STATED GOAL :: Lines containing the word "this" should be extracted in full.

[Records from a dataset]

....

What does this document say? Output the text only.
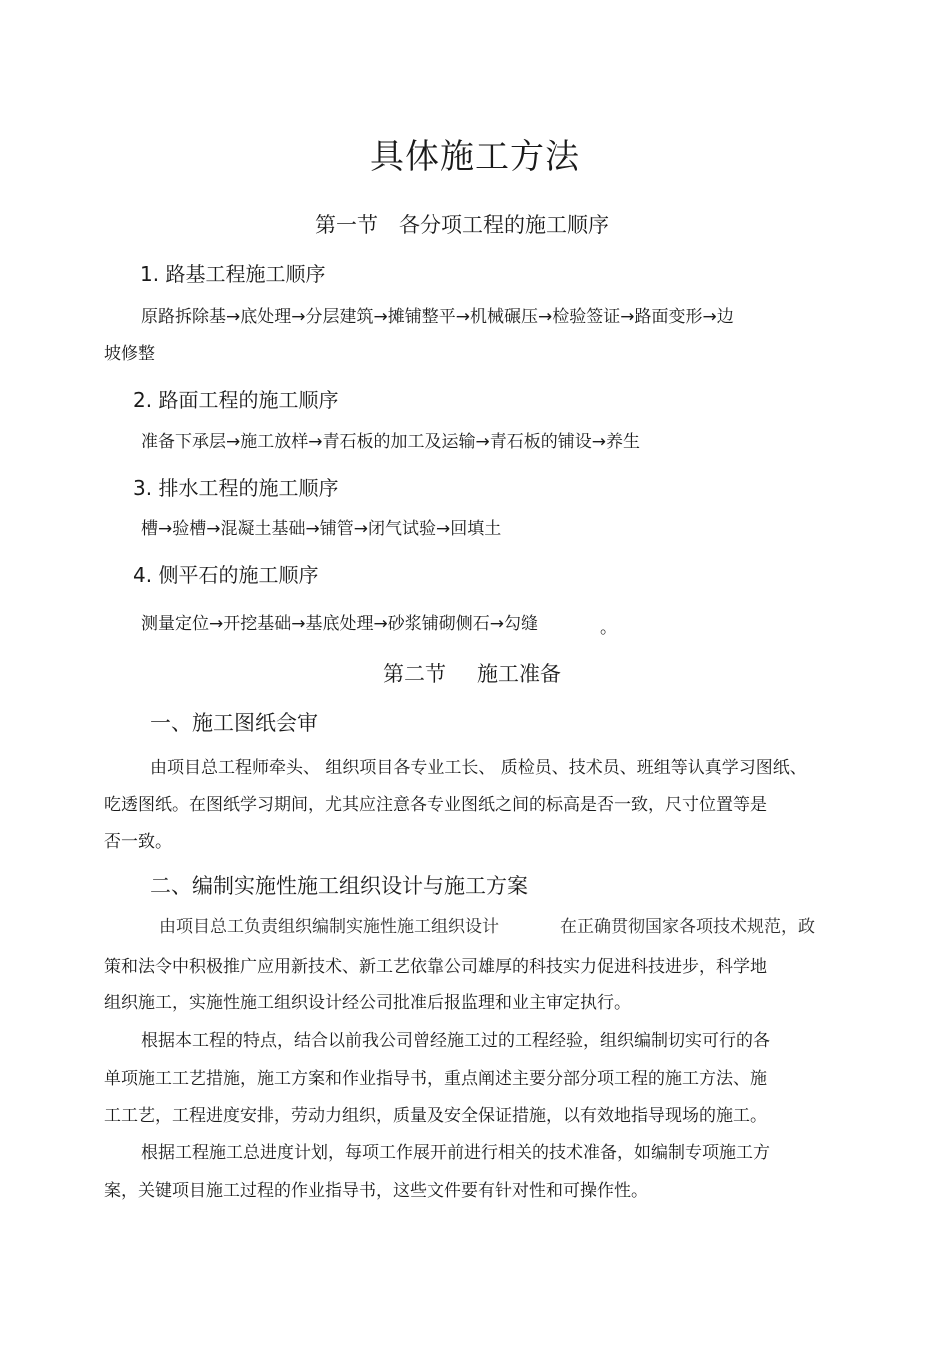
具体施工方法
第一节 各分项工程的施工顺序
1. 路基工程施工顺序
原路拆除基→底处理→分层建筑→摊铺整平→机械碾压→检验签证→路面变形→边
坡修整
2. 路面工程的施工顺序
准备下承层→施工放样→青石板的加工及运输→青石板的铺设→养生
3. 排水工程的施工顺序
槽→验槽→混凝土基础→铺管→闭气试验→回填土
4. 侧平石的施工顺序
测量定位→开挖基础→基底处理→砂浆铺砌侧石→勾缝	。
第二节 施工准备
一、施工图纸会审
由项目总工程师牵头、 组织项目各专业工长、 质检员、技术员、班组等认真学习图纸、
吃透图纸。在图纸学习期间，尤其应注意各专业图纸之间的标高是否一致，尺寸位置等是
否一致。
二、编制实施性施工组织设计与施工方案
由项目总工负责组织编制实施性施工组织设计	在正确贯彻国家各项技术规范，政
策和法令中积极推广应用新技术、新工艺依靠公司雄厚的科技实力促进科技进步，科学地
组织施工，实施性施工组织设计经公司批准后报监理和业主审定执行。
根据本工程的特点，结合以前我公司曾经施工过的工程经验，组织编制切实可行的各
单项施工工艺措施，施工方案和作业指导书，重点阐述主要分部分项工程的施工方法、施
工工艺，工程进度安排，劳动力组织，质量及安全保证措施，以有效地指导现场的施工。
根据工程施工总进度计划，每项工作展开前进行相关的技术准备，如编制专项施工方
案，关键项目施工过程的作业指导书，这些文件要有针对性和可操作性。
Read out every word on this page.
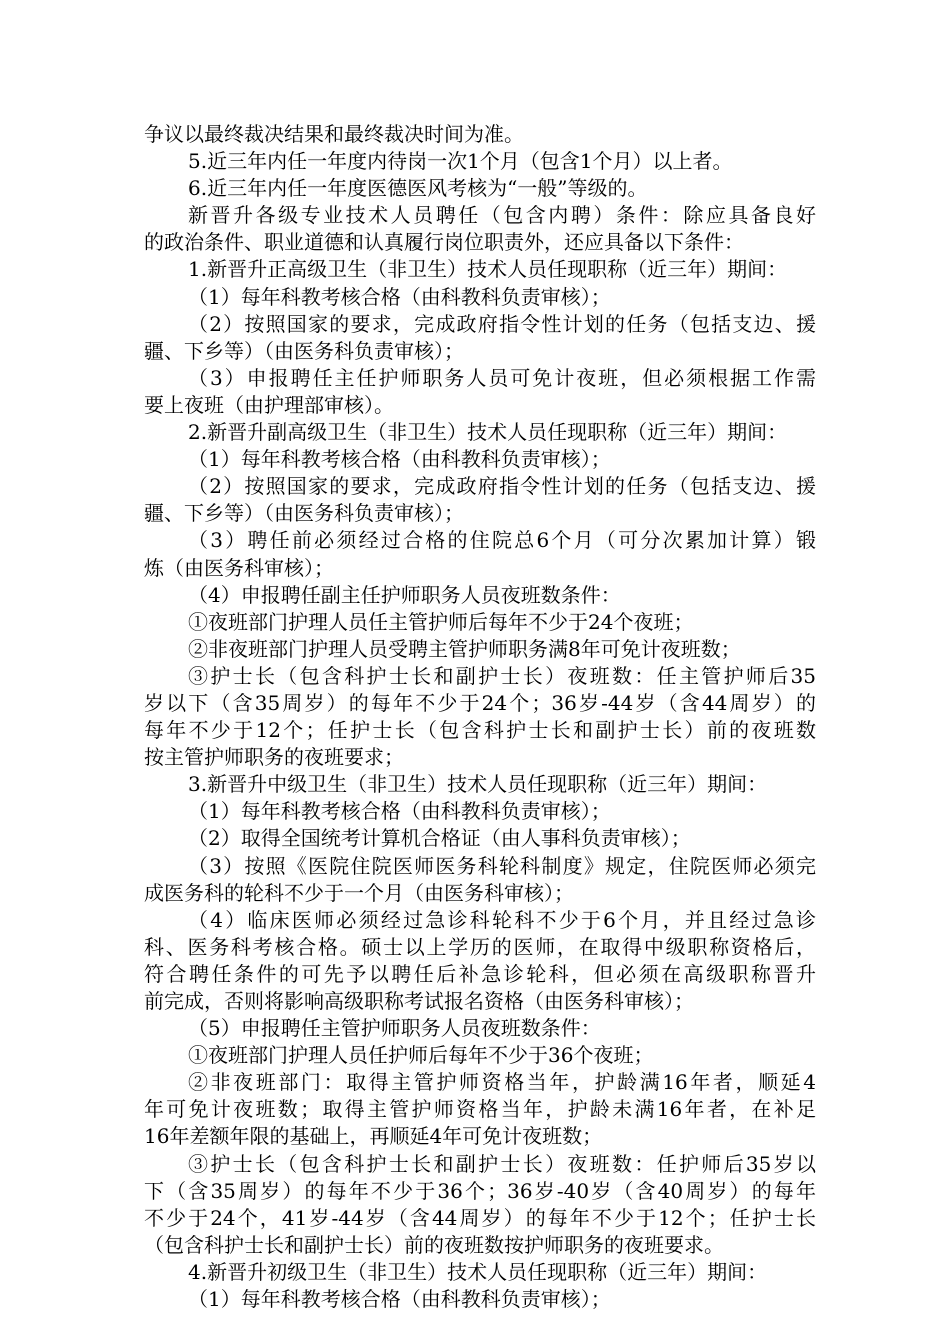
争议以最终裁决结果和最终裁决时间为准。
5.近三年内任一年度内待岗一次1个月（包含1个月）以上者。
6.近三年内任一年度医德医风考核为“一般”等级的。
新晋升各级专业技术人员聘任（包含内聘）条件：除应具备良好
的政治条件、职业道德和认真履行岗位职责外，还应具备以下条件：
1.新晋升正高级卫生（非卫生）技术人员任现职称（近三年）期间：
（1）每年科教考核合格（由科教科负责审核）；
（2）按照国家的要求，完成政府指令性计划的任务（包括支边、援
疆、下乡等）（由医务科负责审核）；
（3）申报聘任主任护师职务人员可免计夜班，但必须根据工作需
要上夜班（由护理部审核）。
2.新晋升副高级卫生（非卫生）技术人员任现职称（近三年）期间：
（1）每年科教考核合格（由科教科负责审核）；
（2）按照国家的要求，完成政府指令性计划的任务（包括支边、援
疆、下乡等）（由医务科负责审核）；
（3）聘任前必须经过合格的住院总6个月（可分次累加计算）锻
炼（由医务科审核）；
（4）申报聘任副主任护师职务人员夜班数条件：
①夜班部门护理人员任主管护师后每年不少于24个夜班；
②非夜班部门护理人员受聘主管护师职务满8年可免计夜班数；
③护士长（包含科护士长和副护士长）夜班数：任主管护师后35
岁以下（含35周岁）的每年不少于24个；36岁-44岁（含44周岁）的
每年不少于12个；任护士长（包含科护士长和副护士长）前的夜班数
按主管护师职务的夜班要求；
3.新晋升中级卫生（非卫生）技术人员任现职称（近三年）期间：
（1）每年科教考核合格（由科教科负责审核）；
（2）取得全国统考计算机合格证（由人事科负责审核）；
（3）按照《医院住院医师医务科轮科制度》规定，住院医师必须完
成医务科的轮科不少于一个月（由医务科审核）；
（4）临床医师必须经过急诊科轮科不少于6个月，并且经过急诊
科、医务科考核合格。硕士以上学历的医师，在取得中级职称资格后，
符合聘任条件的可先予以聘任后补急诊轮科，但必须在高级职称晋升
前完成，否则将影响高级职称考试报名资格（由医务科审核）；
（5）申报聘任主管护师职务人员夜班数条件：
①夜班部门护理人员任护师后每年不少于36个夜班；
②非夜班部门：取得主管护师资格当年，护龄满16年者，顺延4
年可免计夜班数；取得主管护师资格当年，护龄未满16年者，在补足
16年差额年限的基础上，再顺延4年可免计夜班数；
③护士长（包含科护士长和副护士长）夜班数：任护师后35岁以
下（含35周岁）的每年不少于36个；36岁-40岁（含40周岁）的每年
不少于24个，41岁-44岁（含44周岁）的每年不少于12个；任护士长
（包含科护士长和副护士长）前的夜班数按护师职务的夜班要求。
4.新晋升初级卫生（非卫生）技术人员任现职称（近三年）期间：
（1）每年科教考核合格（由科教科负责审核）；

....

FULL RESPONSE ::
What does this document say? Output the text only.
Read out every word on this page.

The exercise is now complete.